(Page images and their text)
* * *
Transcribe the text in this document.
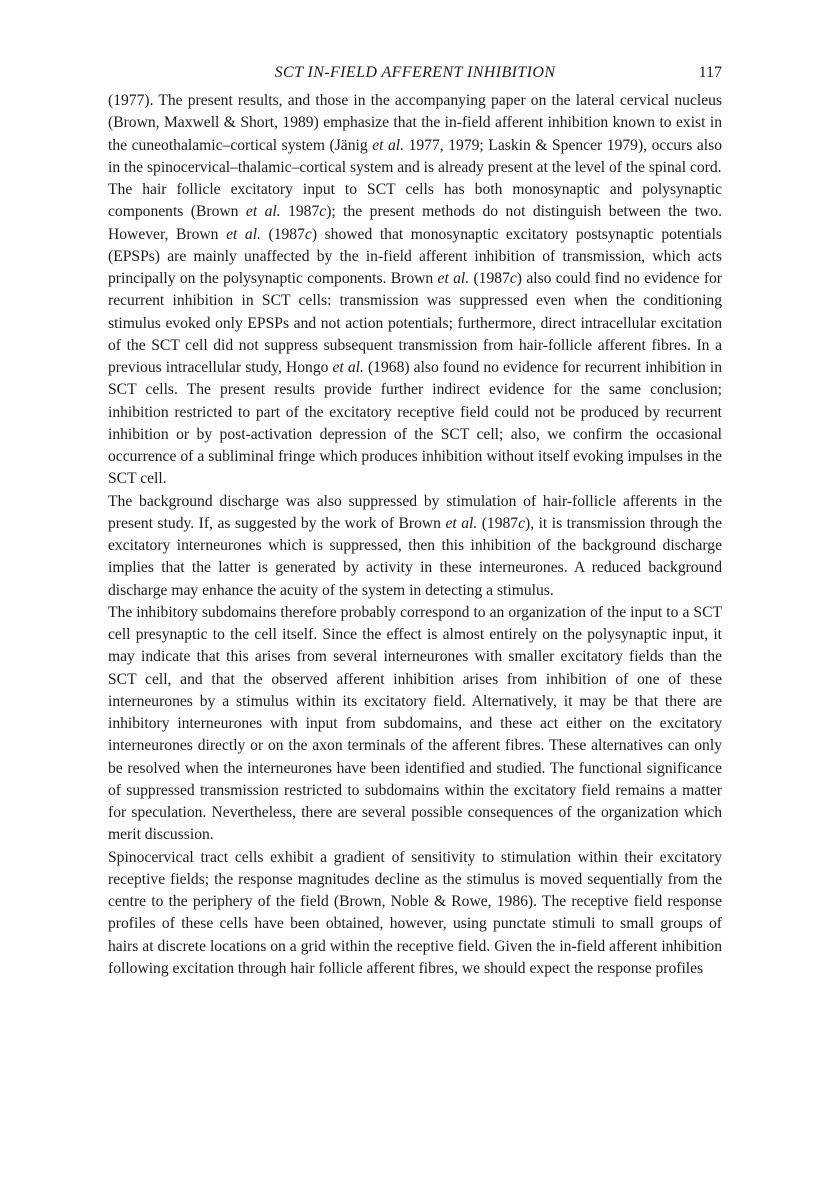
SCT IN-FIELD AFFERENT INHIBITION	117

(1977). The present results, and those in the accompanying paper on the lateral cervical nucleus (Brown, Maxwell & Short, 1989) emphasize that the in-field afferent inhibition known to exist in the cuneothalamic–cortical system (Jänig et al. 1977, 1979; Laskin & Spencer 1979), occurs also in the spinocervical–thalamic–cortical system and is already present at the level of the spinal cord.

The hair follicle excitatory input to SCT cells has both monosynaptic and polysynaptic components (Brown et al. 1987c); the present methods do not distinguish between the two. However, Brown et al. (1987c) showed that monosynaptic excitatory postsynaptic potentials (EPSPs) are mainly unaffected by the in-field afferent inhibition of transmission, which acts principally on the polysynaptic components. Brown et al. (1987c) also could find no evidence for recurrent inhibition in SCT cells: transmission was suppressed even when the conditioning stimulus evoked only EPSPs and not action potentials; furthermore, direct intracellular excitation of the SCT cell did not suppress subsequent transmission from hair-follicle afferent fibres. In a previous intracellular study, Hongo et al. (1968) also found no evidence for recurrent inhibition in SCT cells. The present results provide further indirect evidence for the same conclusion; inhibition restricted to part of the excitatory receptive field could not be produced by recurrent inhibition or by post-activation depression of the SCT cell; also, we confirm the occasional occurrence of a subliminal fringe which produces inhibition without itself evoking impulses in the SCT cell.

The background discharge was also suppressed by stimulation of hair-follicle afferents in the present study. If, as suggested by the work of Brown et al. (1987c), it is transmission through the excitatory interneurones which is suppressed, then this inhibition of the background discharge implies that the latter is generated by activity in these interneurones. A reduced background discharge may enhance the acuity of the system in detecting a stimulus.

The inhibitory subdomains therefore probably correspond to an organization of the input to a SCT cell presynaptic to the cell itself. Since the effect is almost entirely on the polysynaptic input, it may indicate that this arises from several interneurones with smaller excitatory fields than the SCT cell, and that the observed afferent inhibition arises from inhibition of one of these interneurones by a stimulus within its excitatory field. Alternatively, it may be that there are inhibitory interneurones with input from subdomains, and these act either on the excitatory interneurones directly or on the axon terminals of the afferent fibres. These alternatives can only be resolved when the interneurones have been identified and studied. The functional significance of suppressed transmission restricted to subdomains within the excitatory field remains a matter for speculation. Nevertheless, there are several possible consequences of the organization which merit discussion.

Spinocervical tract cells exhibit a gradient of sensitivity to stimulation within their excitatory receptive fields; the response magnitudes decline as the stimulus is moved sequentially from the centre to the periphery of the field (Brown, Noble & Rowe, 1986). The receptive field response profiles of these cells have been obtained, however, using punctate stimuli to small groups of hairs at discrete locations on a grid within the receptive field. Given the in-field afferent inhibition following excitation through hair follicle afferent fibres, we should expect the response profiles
* * *
**REQUIRED WORK:** Could you repeat the entries word for word, skipping the pictures they contain?

**YOUR RESPONSE:**
Transcribe the text in this document.
SCT IN-FIELD AFFERENT INHIBITION	117

(1977). The present results, and those in the accompanying paper on the lateral cervical nucleus (Brown, Maxwell & Short, 1989) emphasize that the in-field afferent inhibition known to exist in the cuneothalamic–cortical system (Jänig et al. 1977, 1979; Laskin & Spencer 1979), occurs also in the spinocervical–thalamic–cortical system and is already present at the level of the spinal cord.

The hair follicle excitatory input to SCT cells has both monosynaptic and polysynaptic components (Brown et al. 1987c); the present methods do not distinguish between the two. However, Brown et al. (1987c) showed that monosynaptic excitatory postsynaptic potentials (EPSPs) are mainly unaffected by the in-field afferent inhibition of transmission, which acts principally on the polysynaptic components. Brown et al. (1987c) also could find no evidence for recurrent inhibition in SCT cells: transmission was suppressed even when the conditioning stimulus evoked only EPSPs and not action potentials; furthermore, direct intracellular excitation of the SCT cell did not suppress subsequent transmission from hair-follicle afferent fibres. In a previous intracellular study, Hongo et al. (1968) also found no evidence for recurrent inhibition in SCT cells. The present results provide further indirect evidence for the same conclusion; inhibition restricted to part of the excitatory receptive field could not be produced by recurrent inhibition or by post-activation depression of the SCT cell; also, we confirm the occasional occurrence of a subliminal fringe which produces inhibition without itself evoking impulses in the SCT cell.

The background discharge was also suppressed by stimulation of hair-follicle afferents in the present study. If, as suggested by the work of Brown et al. (1987c), it is transmission through the excitatory interneurones which is suppressed, then this inhibition of the background discharge implies that the latter is generated by activity in these interneurones. A reduced background discharge may enhance the acuity of the system in detecting a stimulus.

The inhibitory subdomains therefore probably correspond to an organization of the input to a SCT cell presynaptic to the cell itself. Since the effect is almost entirely on the polysynaptic input, it may indicate that this arises from several interneurones with smaller excitatory fields than the SCT cell, and that the observed afferent inhibition arises from inhibition of one of these interneurones by a stimulus within its excitatory field. Alternatively, it may be that there are inhibitory interneurones with input from subdomains, and these act either on the excitatory interneurones directly or on the axon terminals of the afferent fibres. These alternatives can only be resolved when the interneurones have been identified and studied. The functional significance of suppressed transmission restricted to subdomains within the excitatory field remains a matter for speculation. Nevertheless, there are several possible consequences of the organization which merit discussion.

Spinocervical tract cells exhibit a gradient of sensitivity to stimulation within their excitatory receptive fields; the response magnitudes decline as the stimulus is moved sequentially from the centre to the periphery of the field (Brown, Noble & Rowe, 1986). The receptive field response profiles of these cells have been obtained, however, using punctate stimuli to small groups of hairs at discrete locations on a grid within the receptive field. Given the in-field afferent inhibition following excitation through hair follicle afferent fibres, we should expect the response profiles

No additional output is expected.